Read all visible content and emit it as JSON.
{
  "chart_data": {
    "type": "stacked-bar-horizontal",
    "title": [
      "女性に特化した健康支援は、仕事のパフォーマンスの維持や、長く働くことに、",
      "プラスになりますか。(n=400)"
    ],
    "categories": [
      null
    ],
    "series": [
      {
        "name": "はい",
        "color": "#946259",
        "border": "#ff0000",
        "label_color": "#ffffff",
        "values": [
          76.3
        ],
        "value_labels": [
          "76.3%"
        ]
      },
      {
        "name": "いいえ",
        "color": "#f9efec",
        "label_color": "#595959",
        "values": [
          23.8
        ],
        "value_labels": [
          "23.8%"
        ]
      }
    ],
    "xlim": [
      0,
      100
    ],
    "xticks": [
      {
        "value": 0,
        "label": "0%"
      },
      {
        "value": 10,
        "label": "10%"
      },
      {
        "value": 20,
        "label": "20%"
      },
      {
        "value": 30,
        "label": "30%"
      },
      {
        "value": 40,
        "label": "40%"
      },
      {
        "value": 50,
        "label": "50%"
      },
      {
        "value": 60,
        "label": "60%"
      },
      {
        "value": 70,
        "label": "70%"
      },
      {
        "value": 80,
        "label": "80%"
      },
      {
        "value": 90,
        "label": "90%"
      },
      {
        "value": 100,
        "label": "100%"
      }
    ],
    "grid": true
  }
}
· · · ·
The records above should be duplicated in full, exactly as given.

▸ Output for this exercise
Read all visible content and emit it as JSON.
{
  "chart_data": {
    "type": "stacked-bar-horizontal",
    "title": [
      "女性に特化した健康支援は、仕事のパフォーマンスの維持や、長く働くことに、",
      "プラスになりますか。(n=400)"
    ],
    "categories": [
      null
    ],
    "series": [
      {
        "name": "はい",
        "color": "#946259",
        "border": "#ff0000",
        "label_color": "#ffffff",
        "values": [
          76.3
        ],
        "value_labels": [
          "76.3%"
        ]
      },
      {
        "name": "いいえ",
        "color": "#f9efec",
        "label_color": "#595959",
        "values": [
          23.8
        ],
        "value_labels": [
          "23.8%"
        ]
      }
    ],
    "xlim": [
      0,
      100
    ],
    "xticks": [
      {
        "value": 0,
        "label": "0%"
      },
      {
        "value": 10,
        "label": "10%"
      },
      {
        "value": 20,
        "label": "20%"
      },
      {
        "value": 30,
        "label": "30%"
      },
      {
        "value": 40,
        "label": "40%"
      },
      {
        "value": 50,
        "label": "50%"
      },
      {
        "value": 60,
        "label": "60%"
      },
      {
        "value": 70,
        "label": "70%"
      },
      {
        "value": 80,
        "label": "80%"
      },
      {
        "value": 90,
        "label": "90%"
      },
      {
        "value": 100,
        "label": "100%"
      }
    ],
    "grid": true
  }
}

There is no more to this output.